**TAREFA 1**:
Segundo o trecho, de que ano é a capa do primeiro LP cantado em português?

----- TRECHO

Desenho de Mário Alberto, setembro de 1981. “Um grande cenógrafo do Parque Mayer que fez essa caricatura com um cabelo que parece um ninho de vespas, mas que era próximo do que eu usava na altura – não era tanto assim, mas era assim grande.”

Dois discos

Um disco. Capa do primeiro LP cantado em português, 1968. Tem o álbum e quase tudo do que é disco, CD e LP da sua autoria. E uma confissão, um parêntesis. “Sou o gajo mais desprendido do Mundo, há imensas coisas minhas que devia ter e não tenho.” Ainda ouve os discos? “A minha companheira decidiu oferecer-me um aparelho onde se pode ouvir LP, cassetes, essa coisa toda, pens e não sei quantos e tal. Às vezes, queria levar CD para o carro e não tenho onde tocar, zero – agora os carros já não têm toca-CD, é tudo pens, e depois tenho de andar a pedir para gravarem para a pen. Vá lá que agora já sei mexer no Spotify, o que já não é mau.”

O primeiro disco, não necessariamente o que gosta mais. “Normalmente, aqueles que nós gostamos mais são aqueles que são os menos conhecidos. Já os escritores e os pintores queixam-se da mesma coisa.”

----------
----- DADOS DE ENTRADA

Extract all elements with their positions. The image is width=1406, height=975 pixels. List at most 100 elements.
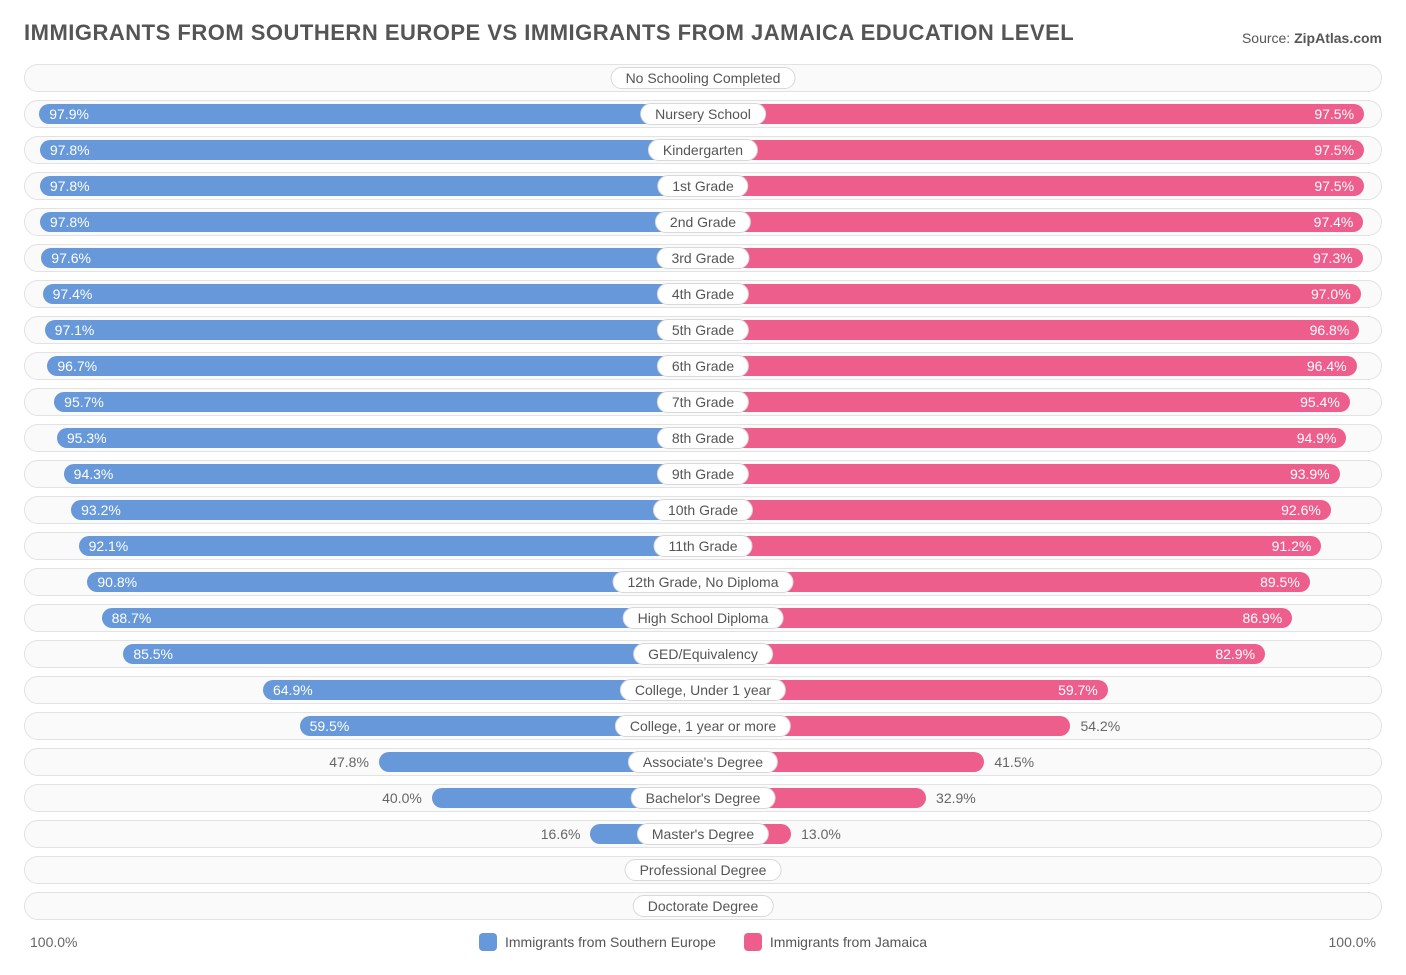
half-right: 86.9% bbox=[703, 605, 1381, 631]
pct-left: 90.8% bbox=[97, 574, 137, 590]
chart-row: 5.0%3.6%Professional Degree bbox=[24, 856, 1382, 884]
half-left: 47.8% bbox=[25, 749, 703, 775]
pct-left: 97.8% bbox=[50, 178, 90, 194]
half-left: 96.7% bbox=[25, 353, 703, 379]
half-right: 13.0% bbox=[703, 821, 1381, 847]
category-label: 10th Grade bbox=[653, 499, 753, 521]
category-label: 9th Grade bbox=[657, 463, 749, 485]
category-label: High School Diploma bbox=[623, 607, 784, 629]
legend-swatch-right bbox=[744, 933, 762, 951]
bar-left bbox=[40, 176, 703, 196]
pct-right: 97.5% bbox=[1314, 142, 1354, 158]
pct-left: 94.3% bbox=[74, 466, 114, 482]
pct-right: 96.8% bbox=[1310, 322, 1350, 338]
pct-left: 96.7% bbox=[57, 358, 97, 374]
pct-right: 97.5% bbox=[1314, 178, 1354, 194]
half-right: 91.2% bbox=[703, 533, 1381, 559]
half-left: 85.5% bbox=[25, 641, 703, 667]
pct-right: 95.4% bbox=[1300, 394, 1340, 410]
chart-row: 97.1% 96.8% 5th Grade bbox=[24, 316, 1382, 344]
pct-right: 86.9% bbox=[1242, 610, 1282, 626]
pct-right: 13.0% bbox=[801, 826, 841, 842]
pct-left: 93.2% bbox=[81, 502, 121, 518]
bar-left bbox=[40, 212, 703, 232]
half-left: 97.4% bbox=[25, 281, 703, 307]
category-label: Kindergarten bbox=[648, 139, 758, 161]
half-right: 92.6% bbox=[703, 497, 1381, 523]
pct-right: 41.5% bbox=[994, 754, 1034, 770]
category-label: 6th Grade bbox=[657, 355, 749, 377]
pct-right: 92.6% bbox=[1281, 502, 1321, 518]
legend-label-left: Immigrants from Southern Europe bbox=[505, 934, 716, 950]
bar-right bbox=[703, 392, 1350, 412]
half-left: 93.2% bbox=[25, 497, 703, 523]
half-right: 2.5% bbox=[703, 65, 1381, 91]
chart-row: 97.6%97.3%3rd Grade bbox=[24, 244, 1382, 272]
half-left: 97.8% bbox=[25, 137, 703, 163]
source-value: ZipAtlas.com bbox=[1294, 30, 1382, 46]
bar-left bbox=[39, 104, 703, 124]
category-label: Doctorate Degree bbox=[633, 895, 774, 917]
bar-left bbox=[87, 572, 703, 592]
half-left: 94.3% bbox=[25, 461, 703, 487]
pct-left: 59.5% bbox=[310, 718, 350, 734]
pct-right: 54.2% bbox=[1080, 718, 1120, 734]
pct-left: 97.4% bbox=[53, 286, 93, 302]
half-left: 5.0% bbox=[25, 857, 703, 883]
legend-swatch-left bbox=[479, 933, 497, 951]
bar-right bbox=[703, 644, 1265, 664]
half-right: 32.9% bbox=[703, 785, 1381, 811]
chart-row: 97.8%97.4%2nd Grade bbox=[24, 208, 1382, 236]
chart-row: 94.3%93.9%9th Grade bbox=[24, 460, 1382, 488]
half-left: 40.0% bbox=[25, 785, 703, 811]
half-left: 97.1% bbox=[25, 317, 703, 343]
bar-left bbox=[71, 500, 703, 520]
pct-left: 40.0% bbox=[382, 790, 422, 806]
legend-item-left: Immigrants from Southern Europe bbox=[479, 933, 716, 951]
half-left: 95.7% bbox=[25, 389, 703, 415]
legend-item-right: Immigrants from Jamaica bbox=[744, 933, 927, 951]
pct-right: 97.5% bbox=[1314, 106, 1354, 122]
pct-right: 32.9% bbox=[936, 790, 976, 806]
source-label: Source: bbox=[1242, 30, 1290, 46]
bar-left bbox=[47, 356, 703, 376]
half-right: 54.2% bbox=[703, 713, 1381, 739]
pct-right: 96.4% bbox=[1307, 358, 1347, 374]
pct-right: 91.2% bbox=[1272, 538, 1312, 554]
pct-left: 97.6% bbox=[51, 250, 91, 266]
category-label: College, 1 year or more bbox=[615, 715, 791, 737]
chart-row: 16.6% 13.0% Master's Degree bbox=[24, 820, 1382, 848]
category-label: 11th Grade bbox=[653, 535, 752, 557]
pct-left: 97.8% bbox=[50, 214, 90, 230]
chart-row: 95.3%94.9%8th Grade bbox=[24, 424, 1382, 452]
axis-max-right: 100.0% bbox=[1329, 934, 1376, 950]
category-label: Associate's Degree bbox=[628, 751, 778, 773]
pct-left: 16.6% bbox=[541, 826, 581, 842]
pct-left: 95.3% bbox=[67, 430, 107, 446]
chart-row: 92.1% 91.2% 11th Grade bbox=[24, 532, 1382, 560]
half-right: 97.5% bbox=[703, 137, 1381, 163]
bar-right bbox=[703, 320, 1359, 340]
pct-left: 97.1% bbox=[55, 322, 95, 338]
category-label: 5th Grade bbox=[657, 319, 749, 341]
bar-right bbox=[703, 464, 1340, 484]
chart-row: 96.7% 96.4% 6th Grade bbox=[24, 352, 1382, 380]
half-right: 3.6% bbox=[703, 857, 1381, 883]
bar-left bbox=[40, 140, 703, 160]
bar-right bbox=[703, 104, 1364, 124]
half-right: 97.5% bbox=[703, 173, 1381, 199]
chart-row: 47.8% 41.5% Associate's Degree bbox=[24, 748, 1382, 776]
chart-row: 97.9%97.5%Nursery School bbox=[24, 100, 1382, 128]
category-label: Master's Degree bbox=[637, 823, 769, 845]
half-right: 41.5% bbox=[703, 749, 1381, 775]
chart-row: 59.5% 54.2% College, 1 year or more bbox=[24, 712, 1382, 740]
chart-row: 97.4%97.0%4th Grade bbox=[24, 280, 1382, 308]
half-left: 92.1% bbox=[25, 533, 703, 559]
pct-right: 89.5% bbox=[1260, 574, 1300, 590]
chart-source: Source: ZipAtlas.com bbox=[1242, 30, 1382, 46]
axis-max-left: 100.0% bbox=[30, 934, 77, 950]
half-right: 95.4% bbox=[703, 389, 1381, 415]
pct-right: 97.4% bbox=[1314, 214, 1354, 230]
pct-right: 94.9% bbox=[1297, 430, 1337, 446]
bar-right bbox=[703, 536, 1321, 556]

----------

**TAREFA 2**:
Nas linhas de dados acima, não no trecho, extraia sem nenhuma alteração as linhas que vão da que contém "half-right: 86.9% bbox=[703, 605, 1381, 631]" até a que contém "half-left: 96.7% bbox=[25, 353, 703, 379]", incluindo as duas.

**RESPOSTA COMPLETA 1**:
É de 1968.

**RESPOSTA COMPLETA 2**:
half-right: 86.9% bbox=[703, 605, 1381, 631]
pct-left: 90.8% bbox=[97, 574, 137, 590]
chart-row: 5.0%3.6%Professional Degree bbox=[24, 856, 1382, 884]
half-left: 47.8% bbox=[25, 749, 703, 775]
pct-left: 97.8% bbox=[50, 178, 90, 194]
half-left: 96.7% bbox=[25, 353, 703, 379]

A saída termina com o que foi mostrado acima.